-- Begin Material supplied --

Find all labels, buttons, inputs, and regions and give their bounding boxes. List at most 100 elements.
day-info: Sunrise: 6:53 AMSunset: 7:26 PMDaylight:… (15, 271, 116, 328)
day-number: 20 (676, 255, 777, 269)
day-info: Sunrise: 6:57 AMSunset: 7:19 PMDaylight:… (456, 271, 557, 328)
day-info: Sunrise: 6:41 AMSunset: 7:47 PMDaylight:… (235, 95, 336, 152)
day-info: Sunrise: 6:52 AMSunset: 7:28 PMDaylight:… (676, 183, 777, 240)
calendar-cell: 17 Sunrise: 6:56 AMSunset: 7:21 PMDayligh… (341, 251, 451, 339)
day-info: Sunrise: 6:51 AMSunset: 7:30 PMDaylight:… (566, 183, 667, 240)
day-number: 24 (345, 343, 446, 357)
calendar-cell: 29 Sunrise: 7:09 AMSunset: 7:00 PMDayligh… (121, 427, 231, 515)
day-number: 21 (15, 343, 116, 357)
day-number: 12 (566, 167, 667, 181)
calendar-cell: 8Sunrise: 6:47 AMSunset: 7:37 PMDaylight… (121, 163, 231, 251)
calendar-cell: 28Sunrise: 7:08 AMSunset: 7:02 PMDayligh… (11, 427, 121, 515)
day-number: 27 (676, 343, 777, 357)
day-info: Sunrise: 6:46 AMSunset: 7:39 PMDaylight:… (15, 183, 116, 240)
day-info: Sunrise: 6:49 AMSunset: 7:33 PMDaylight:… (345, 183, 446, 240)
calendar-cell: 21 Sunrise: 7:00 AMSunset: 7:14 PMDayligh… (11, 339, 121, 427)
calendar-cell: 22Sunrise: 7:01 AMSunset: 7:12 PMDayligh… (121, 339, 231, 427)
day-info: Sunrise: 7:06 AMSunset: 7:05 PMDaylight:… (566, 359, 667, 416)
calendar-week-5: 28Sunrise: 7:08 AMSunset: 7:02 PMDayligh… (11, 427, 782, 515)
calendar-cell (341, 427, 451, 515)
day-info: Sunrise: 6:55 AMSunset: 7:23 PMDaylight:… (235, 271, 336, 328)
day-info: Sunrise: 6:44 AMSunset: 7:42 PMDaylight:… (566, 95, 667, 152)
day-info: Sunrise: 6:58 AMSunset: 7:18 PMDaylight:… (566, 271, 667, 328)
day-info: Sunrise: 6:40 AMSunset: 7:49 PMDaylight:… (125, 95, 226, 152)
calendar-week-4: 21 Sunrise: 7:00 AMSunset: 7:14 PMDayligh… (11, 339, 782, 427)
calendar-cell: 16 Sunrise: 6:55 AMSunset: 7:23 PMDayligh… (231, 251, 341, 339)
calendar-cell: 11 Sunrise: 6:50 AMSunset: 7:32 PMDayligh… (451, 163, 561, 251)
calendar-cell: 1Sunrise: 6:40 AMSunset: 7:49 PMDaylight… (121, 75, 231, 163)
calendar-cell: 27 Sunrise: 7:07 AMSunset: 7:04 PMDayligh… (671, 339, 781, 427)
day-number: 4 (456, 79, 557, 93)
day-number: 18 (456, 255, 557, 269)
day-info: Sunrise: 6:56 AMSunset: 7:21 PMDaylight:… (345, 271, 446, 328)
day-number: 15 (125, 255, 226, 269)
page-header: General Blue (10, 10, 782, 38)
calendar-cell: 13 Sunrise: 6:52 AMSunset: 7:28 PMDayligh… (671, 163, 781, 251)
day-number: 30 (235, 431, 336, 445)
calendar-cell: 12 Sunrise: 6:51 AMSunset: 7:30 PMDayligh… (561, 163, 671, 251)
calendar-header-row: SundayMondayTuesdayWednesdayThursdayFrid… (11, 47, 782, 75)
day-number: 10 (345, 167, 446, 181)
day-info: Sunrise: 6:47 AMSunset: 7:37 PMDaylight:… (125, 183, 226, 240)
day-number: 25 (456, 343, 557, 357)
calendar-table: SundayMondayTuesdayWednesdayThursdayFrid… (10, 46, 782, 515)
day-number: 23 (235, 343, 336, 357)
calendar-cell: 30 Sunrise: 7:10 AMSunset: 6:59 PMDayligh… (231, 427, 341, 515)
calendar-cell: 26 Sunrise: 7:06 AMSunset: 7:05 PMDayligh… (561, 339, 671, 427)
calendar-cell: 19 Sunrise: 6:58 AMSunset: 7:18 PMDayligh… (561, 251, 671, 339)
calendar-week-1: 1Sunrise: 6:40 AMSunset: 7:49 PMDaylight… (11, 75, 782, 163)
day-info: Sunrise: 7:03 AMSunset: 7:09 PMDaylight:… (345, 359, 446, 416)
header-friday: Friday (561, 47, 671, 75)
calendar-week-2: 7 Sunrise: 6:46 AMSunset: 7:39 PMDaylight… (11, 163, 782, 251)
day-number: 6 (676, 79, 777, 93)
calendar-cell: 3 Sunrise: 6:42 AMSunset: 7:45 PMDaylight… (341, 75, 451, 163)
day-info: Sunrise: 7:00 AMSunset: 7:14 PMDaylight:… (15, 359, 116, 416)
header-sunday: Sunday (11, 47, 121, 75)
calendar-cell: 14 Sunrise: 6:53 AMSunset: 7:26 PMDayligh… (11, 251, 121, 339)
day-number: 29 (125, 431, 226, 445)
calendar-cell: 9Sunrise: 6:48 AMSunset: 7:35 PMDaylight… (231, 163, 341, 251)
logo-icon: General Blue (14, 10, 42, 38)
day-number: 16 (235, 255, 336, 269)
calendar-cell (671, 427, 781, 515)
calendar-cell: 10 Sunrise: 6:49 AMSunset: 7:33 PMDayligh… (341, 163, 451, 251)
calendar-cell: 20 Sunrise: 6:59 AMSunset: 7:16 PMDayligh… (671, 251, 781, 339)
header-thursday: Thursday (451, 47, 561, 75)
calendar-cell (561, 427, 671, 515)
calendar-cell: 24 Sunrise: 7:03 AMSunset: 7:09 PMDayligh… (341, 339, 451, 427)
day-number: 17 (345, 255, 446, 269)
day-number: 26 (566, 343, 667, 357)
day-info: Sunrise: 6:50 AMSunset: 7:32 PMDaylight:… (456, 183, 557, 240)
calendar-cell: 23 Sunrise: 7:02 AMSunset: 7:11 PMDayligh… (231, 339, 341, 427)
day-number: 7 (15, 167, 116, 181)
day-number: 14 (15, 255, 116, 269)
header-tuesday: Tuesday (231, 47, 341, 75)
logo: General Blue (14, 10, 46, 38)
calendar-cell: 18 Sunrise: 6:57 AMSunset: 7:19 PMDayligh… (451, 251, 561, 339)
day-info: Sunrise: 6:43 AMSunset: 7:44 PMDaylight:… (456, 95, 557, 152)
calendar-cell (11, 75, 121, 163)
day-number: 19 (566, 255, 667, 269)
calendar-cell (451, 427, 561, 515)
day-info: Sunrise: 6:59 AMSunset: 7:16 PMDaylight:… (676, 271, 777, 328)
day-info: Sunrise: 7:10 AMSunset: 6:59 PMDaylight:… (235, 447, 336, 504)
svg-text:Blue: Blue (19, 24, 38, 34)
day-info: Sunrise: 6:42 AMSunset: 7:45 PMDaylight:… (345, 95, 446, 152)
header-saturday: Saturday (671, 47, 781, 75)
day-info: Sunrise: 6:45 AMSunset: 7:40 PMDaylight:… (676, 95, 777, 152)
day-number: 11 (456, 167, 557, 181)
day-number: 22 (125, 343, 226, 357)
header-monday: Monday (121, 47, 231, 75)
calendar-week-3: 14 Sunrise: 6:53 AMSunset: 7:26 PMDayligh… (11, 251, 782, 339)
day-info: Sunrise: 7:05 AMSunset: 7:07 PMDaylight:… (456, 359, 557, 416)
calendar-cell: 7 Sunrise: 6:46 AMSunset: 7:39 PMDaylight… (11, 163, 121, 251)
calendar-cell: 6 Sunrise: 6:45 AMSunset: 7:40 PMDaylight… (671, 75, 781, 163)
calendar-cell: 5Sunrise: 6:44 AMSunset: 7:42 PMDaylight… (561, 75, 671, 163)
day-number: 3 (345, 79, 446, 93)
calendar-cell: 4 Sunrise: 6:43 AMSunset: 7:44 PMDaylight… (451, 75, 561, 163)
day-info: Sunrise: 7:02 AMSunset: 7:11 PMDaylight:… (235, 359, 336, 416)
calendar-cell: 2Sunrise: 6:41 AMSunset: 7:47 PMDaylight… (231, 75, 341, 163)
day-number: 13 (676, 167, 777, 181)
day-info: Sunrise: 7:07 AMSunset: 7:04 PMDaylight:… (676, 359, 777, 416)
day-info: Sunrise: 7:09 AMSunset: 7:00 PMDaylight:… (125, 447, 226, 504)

-- End Material supplied --

> Problem statement
Retype the records above word for word, from their first line through the line that holds "day-info: Sunrise: 6:57", including both of those lines.

> Result for this task
Find all labels, buttons, inputs, and regions and give their bounding boxes. List at most 100 elements.
day-info: Sunrise: 6:53 AMSunset: 7:26 PMDaylight:… (15, 271, 116, 328)
day-number: 20 (676, 255, 777, 269)
day-info: Sunrise: 6:57 AMSunset: 7:19 PMDaylight:… (456, 271, 557, 328)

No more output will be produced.